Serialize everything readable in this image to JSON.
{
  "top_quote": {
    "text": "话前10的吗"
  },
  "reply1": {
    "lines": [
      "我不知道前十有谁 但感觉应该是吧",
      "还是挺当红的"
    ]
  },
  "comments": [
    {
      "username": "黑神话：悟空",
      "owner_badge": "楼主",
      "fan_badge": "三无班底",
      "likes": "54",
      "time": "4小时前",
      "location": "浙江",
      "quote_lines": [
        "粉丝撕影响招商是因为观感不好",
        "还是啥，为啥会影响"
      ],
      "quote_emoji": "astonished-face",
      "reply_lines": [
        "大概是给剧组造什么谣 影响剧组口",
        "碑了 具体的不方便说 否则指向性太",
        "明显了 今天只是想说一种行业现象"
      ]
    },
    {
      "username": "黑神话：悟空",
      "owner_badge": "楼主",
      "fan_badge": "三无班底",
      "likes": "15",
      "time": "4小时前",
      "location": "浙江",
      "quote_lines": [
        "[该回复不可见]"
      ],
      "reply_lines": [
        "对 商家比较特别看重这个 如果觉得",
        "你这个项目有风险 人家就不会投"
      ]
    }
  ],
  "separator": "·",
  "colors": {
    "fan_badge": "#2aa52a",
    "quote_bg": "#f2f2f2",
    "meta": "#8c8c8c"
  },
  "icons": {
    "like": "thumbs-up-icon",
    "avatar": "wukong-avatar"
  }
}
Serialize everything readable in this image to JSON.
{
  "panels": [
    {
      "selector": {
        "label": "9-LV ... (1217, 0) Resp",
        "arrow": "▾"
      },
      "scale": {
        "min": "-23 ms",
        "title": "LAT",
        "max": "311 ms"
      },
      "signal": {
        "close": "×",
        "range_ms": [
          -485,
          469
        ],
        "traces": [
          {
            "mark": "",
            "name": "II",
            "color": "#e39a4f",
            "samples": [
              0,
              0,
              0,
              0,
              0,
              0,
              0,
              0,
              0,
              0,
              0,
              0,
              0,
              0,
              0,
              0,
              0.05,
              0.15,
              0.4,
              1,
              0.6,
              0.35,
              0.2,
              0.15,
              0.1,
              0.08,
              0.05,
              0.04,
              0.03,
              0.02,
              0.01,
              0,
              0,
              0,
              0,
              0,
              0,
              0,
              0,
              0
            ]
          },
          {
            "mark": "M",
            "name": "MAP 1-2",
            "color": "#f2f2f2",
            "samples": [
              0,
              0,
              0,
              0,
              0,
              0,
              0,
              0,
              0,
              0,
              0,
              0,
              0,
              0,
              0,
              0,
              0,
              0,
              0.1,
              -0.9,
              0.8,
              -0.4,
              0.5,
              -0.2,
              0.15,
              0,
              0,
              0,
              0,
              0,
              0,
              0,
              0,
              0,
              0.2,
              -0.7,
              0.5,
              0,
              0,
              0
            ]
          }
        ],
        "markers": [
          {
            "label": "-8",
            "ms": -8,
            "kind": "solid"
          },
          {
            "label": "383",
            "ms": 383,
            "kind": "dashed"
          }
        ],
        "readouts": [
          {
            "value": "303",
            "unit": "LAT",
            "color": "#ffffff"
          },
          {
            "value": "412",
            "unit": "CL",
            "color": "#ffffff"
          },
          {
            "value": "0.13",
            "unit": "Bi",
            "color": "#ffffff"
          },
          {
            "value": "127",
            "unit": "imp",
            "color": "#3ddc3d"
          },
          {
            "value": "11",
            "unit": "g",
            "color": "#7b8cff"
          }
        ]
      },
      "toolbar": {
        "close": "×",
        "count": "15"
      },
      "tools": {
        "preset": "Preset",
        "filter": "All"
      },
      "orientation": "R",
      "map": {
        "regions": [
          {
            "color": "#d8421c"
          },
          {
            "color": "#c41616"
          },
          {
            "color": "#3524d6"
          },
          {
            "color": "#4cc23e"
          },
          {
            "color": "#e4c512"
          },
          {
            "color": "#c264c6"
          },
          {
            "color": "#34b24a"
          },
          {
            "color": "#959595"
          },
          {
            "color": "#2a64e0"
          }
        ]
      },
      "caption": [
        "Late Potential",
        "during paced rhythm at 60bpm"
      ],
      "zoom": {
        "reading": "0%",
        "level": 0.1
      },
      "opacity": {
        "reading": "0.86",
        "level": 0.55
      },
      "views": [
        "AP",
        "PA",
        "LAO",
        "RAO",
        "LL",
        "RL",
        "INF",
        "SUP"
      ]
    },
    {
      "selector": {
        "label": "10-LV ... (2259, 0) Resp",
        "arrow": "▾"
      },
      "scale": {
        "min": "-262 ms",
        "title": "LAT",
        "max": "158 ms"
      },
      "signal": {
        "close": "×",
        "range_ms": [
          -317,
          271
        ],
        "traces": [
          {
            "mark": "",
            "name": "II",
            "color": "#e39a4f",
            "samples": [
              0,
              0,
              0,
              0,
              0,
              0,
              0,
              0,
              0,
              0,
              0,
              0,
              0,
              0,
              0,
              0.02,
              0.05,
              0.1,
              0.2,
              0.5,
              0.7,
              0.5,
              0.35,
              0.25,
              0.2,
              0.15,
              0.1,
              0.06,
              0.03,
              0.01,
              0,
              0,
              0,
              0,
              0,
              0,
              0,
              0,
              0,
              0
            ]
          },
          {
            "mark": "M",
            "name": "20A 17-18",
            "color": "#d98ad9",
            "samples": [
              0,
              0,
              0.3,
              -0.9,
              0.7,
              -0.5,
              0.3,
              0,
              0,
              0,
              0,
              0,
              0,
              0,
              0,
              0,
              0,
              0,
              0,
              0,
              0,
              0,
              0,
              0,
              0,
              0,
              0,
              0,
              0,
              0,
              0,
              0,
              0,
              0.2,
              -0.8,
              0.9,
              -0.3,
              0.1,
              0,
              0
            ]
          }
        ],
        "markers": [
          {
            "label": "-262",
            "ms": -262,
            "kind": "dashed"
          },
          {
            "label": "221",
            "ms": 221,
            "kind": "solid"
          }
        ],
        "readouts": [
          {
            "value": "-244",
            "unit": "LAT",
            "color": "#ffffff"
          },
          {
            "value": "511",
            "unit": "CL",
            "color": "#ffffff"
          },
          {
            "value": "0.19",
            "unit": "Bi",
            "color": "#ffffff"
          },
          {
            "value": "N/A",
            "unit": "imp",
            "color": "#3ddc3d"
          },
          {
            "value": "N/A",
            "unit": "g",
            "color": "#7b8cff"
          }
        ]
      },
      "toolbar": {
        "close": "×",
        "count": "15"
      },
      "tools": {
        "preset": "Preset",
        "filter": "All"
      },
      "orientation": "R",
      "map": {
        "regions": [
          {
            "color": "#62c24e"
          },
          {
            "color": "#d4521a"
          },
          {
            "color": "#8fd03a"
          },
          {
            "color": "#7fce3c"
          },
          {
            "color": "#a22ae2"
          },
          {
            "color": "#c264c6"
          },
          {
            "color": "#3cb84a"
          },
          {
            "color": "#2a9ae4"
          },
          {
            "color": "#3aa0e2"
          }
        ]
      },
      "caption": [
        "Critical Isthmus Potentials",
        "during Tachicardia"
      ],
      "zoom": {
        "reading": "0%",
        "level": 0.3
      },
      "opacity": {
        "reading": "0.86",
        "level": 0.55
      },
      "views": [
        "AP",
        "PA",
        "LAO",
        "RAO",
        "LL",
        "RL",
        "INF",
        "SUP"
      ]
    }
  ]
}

TASK OBJECTIVE — Among the lines of the material above, how many include the string "label"? Report only that number.

FINAL RESULT — 6